Return each line of the listing below, unchanged, and omit the images.

* Begin Task input *

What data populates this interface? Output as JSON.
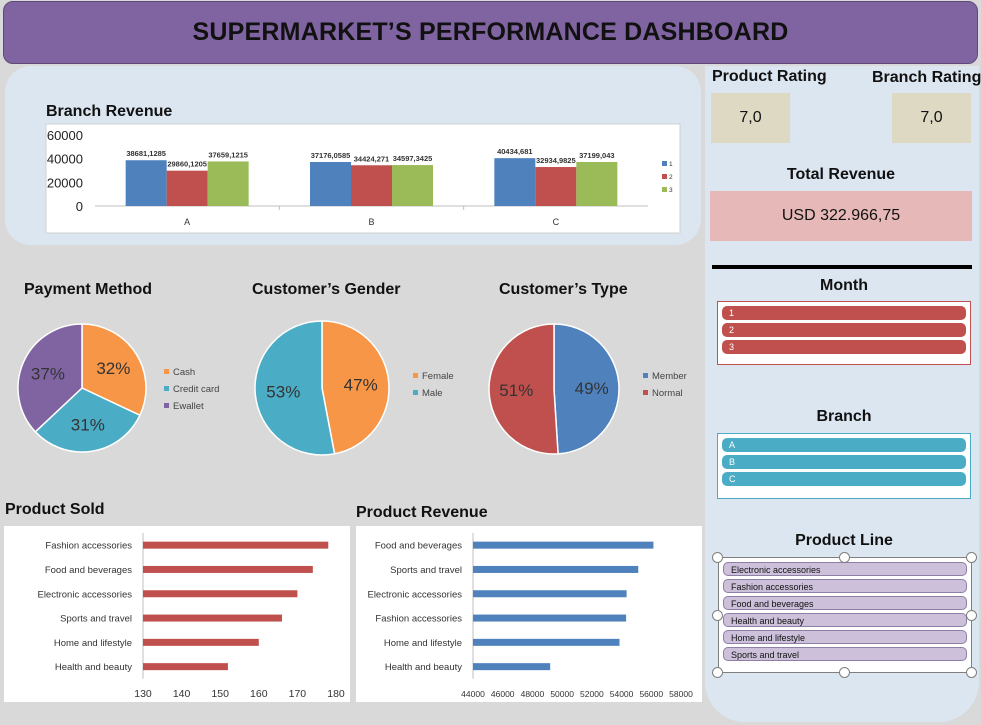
{
  "header": {
    "title": "SUPERMARKET’S PERFORMANCE DASHBOARD"
  },
  "kpi": {
    "product_rating_label": "Product Rating",
    "product_rating_value": "7,0",
    "branch_rating_label": "Branch Rating",
    "branch_rating_value": "7,0",
    "total_revenue_label": "Total Revenue",
    "total_revenue_value": "USD 322.966,75"
  },
  "slicers": {
    "month": {
      "title": "Month",
      "items": [
        "1",
        "2",
        "3"
      ]
    },
    "branch": {
      "title": "Branch",
      "items": [
        "A",
        "B",
        "C"
      ]
    },
    "product_line": {
      "title": "Product Line",
      "items": [
        "Electronic accessories",
        "Fashion accessories",
        "Food and beverages",
        "Health and beauty",
        "Home and lifestyle",
        "Sports and travel"
      ]
    }
  },
  "colors": {
    "blue": "#4f81bd",
    "red": "#c0504d",
    "green": "#9bbb59",
    "orange": "#f79646",
    "teal": "#4bacc6",
    "purple": "#8064a2",
    "header": "#8064a2",
    "panel": "#dce6f1",
    "tile": "#ddd9c3",
    "revenue_tile": "#e6b9b8"
  },
  "chart_data": [
    {
      "id": "branch_revenue",
      "type": "bar",
      "title": "Branch Revenue",
      "categories": [
        "A",
        "B",
        "C"
      ],
      "series": [
        {
          "name": "1",
          "values": [
            38681.1285,
            37176.0585,
            40434.681
          ],
          "labels": [
            "38681,1285",
            "37176,0585",
            "40434,681"
          ]
        },
        {
          "name": "2",
          "values": [
            29860.1205,
            34424.271,
            32934.9825
          ],
          "labels": [
            "29860,1205",
            "34424,271",
            "32934,9825"
          ]
        },
        {
          "name": "3",
          "values": [
            37659.1215,
            34597.3425,
            37199.043
          ],
          "labels": [
            "37659,1215",
            "34597,3425",
            "37199,043"
          ]
        }
      ],
      "ylim": [
        0,
        60000
      ],
      "yticks": [
        "0",
        "20000",
        "40000",
        "60000"
      ],
      "legend": "right"
    },
    {
      "id": "payment_method",
      "type": "pie",
      "title": "Payment Method",
      "labels": [
        "Cash",
        "Credit card",
        "Ewallet"
      ],
      "values": [
        32,
        31,
        37
      ],
      "value_labels": [
        "32%",
        "31%",
        "37%"
      ],
      "legend": "right"
    },
    {
      "id": "customer_gender",
      "type": "pie",
      "title": "Customer’s Gender",
      "labels": [
        "Female",
        "Male"
      ],
      "values": [
        47,
        53
      ],
      "value_labels": [
        "47%",
        "53%"
      ],
      "legend": "right"
    },
    {
      "id": "customer_type",
      "type": "pie",
      "title": "Customer’s Type",
      "labels": [
        "Member",
        "Normal"
      ],
      "values": [
        49,
        51
      ],
      "value_labels": [
        "49%",
        "51%"
      ],
      "legend": "right"
    },
    {
      "id": "product_sold",
      "type": "bar",
      "orientation": "horizontal",
      "title": "Product Sold",
      "categories": [
        "Fashion accessories",
        "Food and beverages",
        "Electronic accessories",
        "Sports and travel",
        "Home and lifestyle",
        "Health and beauty"
      ],
      "values": [
        178,
        174,
        170,
        166,
        160,
        152
      ],
      "xlim": [
        130,
        180
      ],
      "xticks": [
        "130",
        "140",
        "150",
        "160",
        "170",
        "180"
      ]
    },
    {
      "id": "product_revenue",
      "type": "bar",
      "orientation": "horizontal",
      "title": "Product Revenue",
      "categories": [
        "Food and beverages",
        "Sports and travel",
        "Electronic accessories",
        "Fashion accessories",
        "Home and lifestyle",
        "Health and beauty"
      ],
      "values": [
        56144.8,
        55122.8,
        54337.5,
        54305.9,
        53861.9,
        49193.7
      ],
      "xlim": [
        44000,
        58000
      ],
      "xticks": [
        "44000",
        "46000",
        "48000",
        "50000",
        "52000",
        "54000",
        "56000",
        "58000"
      ]
    }
  ]
}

* End Task input *

Problem solution:
What data populates this interface? Output as JSON.
{
  "header": {
    "title": "SUPERMARKET’S PERFORMANCE DASHBOARD"
  },
  "kpi": {
    "product_rating_label": "Product Rating",
    "product_rating_value": "7,0",
    "branch_rating_label": "Branch Rating",
    "branch_rating_value": "7,0",
    "total_revenue_label": "Total Revenue",
    "total_revenue_value": "USD 322.966,75"
  },
  "slicers": {
    "month": {
      "title": "Month",
      "items": [
        "1",
        "2",
        "3"
      ]
    },
    "branch": {
      "title": "Branch",
      "items": [
        "A",
        "B",
        "C"
      ]
    },
    "product_line": {
      "title": "Product Line",
      "items": [
        "Electronic accessories",
        "Fashion accessories",
        "Food and beverages",
        "Health and beauty",
        "Home and lifestyle",
        "Sports and travel"
      ]
    }
  },
  "colors": {
    "blue": "#4f81bd",
    "red": "#c0504d",
    "green": "#9bbb59",
    "orange": "#f79646",
    "teal": "#4bacc6",
    "purple": "#8064a2",
    "header": "#8064a2",
    "panel": "#dce6f1",
    "tile": "#ddd9c3",
    "revenue_tile": "#e6b9b8"
  },
  "chart_data": [
    {
      "id": "branch_revenue",
      "type": "bar",
      "title": "Branch Revenue",
      "categories": [
        "A",
        "B",
        "C"
      ],
      "series": [
        {
          "name": "1",
          "values": [
            38681.1285,
            37176.0585,
            40434.681
          ],
          "labels": [
            "38681,1285",
            "37176,0585",
            "40434,681"
          ]
        },
        {
          "name": "2",
          "values": [
            29860.1205,
            34424.271,
            32934.9825
          ],
          "labels": [
            "29860,1205",
            "34424,271",
            "32934,9825"
          ]
        },
        {
          "name": "3",
          "values": [
            37659.1215,
            34597.3425,
            37199.043
          ],
          "labels": [
            "37659,1215",
            "34597,3425",
            "37199,043"
          ]
        }
      ],
      "ylim": [
        0,
        60000
      ],
      "yticks": [
        "0",
        "20000",
        "40000",
        "60000"
      ],
      "legend": "right"
    },
    {
      "id": "payment_method",
      "type": "pie",
      "title": "Payment Method",
      "labels": [
        "Cash",
        "Credit card",
        "Ewallet"
      ],
      "values": [
        32,
        31,
        37
      ],
      "value_labels": [
        "32%",
        "31%",
        "37%"
      ],
      "legend": "right"
    },
    {
      "id": "customer_gender",
      "type": "pie",
      "title": "Customer’s Gender",
      "labels": [
        "Female",
        "Male"
      ],
      "values": [
        47,
        53
      ],
      "value_labels": [
        "47%",
        "53%"
      ],
      "legend": "right"
    },
    {
      "id": "customer_type",
      "type": "pie",
      "title": "Customer’s Type",
      "labels": [
        "Member",
        "Normal"
      ],
      "values": [
        49,
        51
      ],
      "value_labels": [
        "49%",
        "51%"
      ],
      "legend": "right"
    },
    {
      "id": "product_sold",
      "type": "bar",
      "orientation": "horizontal",
      "title": "Product Sold",
      "categories": [
        "Fashion accessories",
        "Food and beverages",
        "Electronic accessories",
        "Sports and travel",
        "Home and lifestyle",
        "Health and beauty"
      ],
      "values": [
        178,
        174,
        170,
        166,
        160,
        152
      ],
      "xlim": [
        130,
        180
      ],
      "xticks": [
        "130",
        "140",
        "150",
        "160",
        "170",
        "180"
      ]
    },
    {
      "id": "product_revenue",
      "type": "bar",
      "orientation": "horizontal",
      "title": "Product Revenue",
      "categories": [
        "Food and beverages",
        "Sports and travel",
        "Electronic accessories",
        "Fashion accessories",
        "Home and lifestyle",
        "Health and beauty"
      ],
      "values": [
        56144.8,
        55122.8,
        54337.5,
        54305.9,
        53861.9,
        49193.7
      ],
      "xlim": [
        44000,
        58000
      ],
      "xticks": [
        "44000",
        "46000",
        "48000",
        "50000",
        "52000",
        "54000",
        "56000",
        "58000"
      ]
    }
  ]
}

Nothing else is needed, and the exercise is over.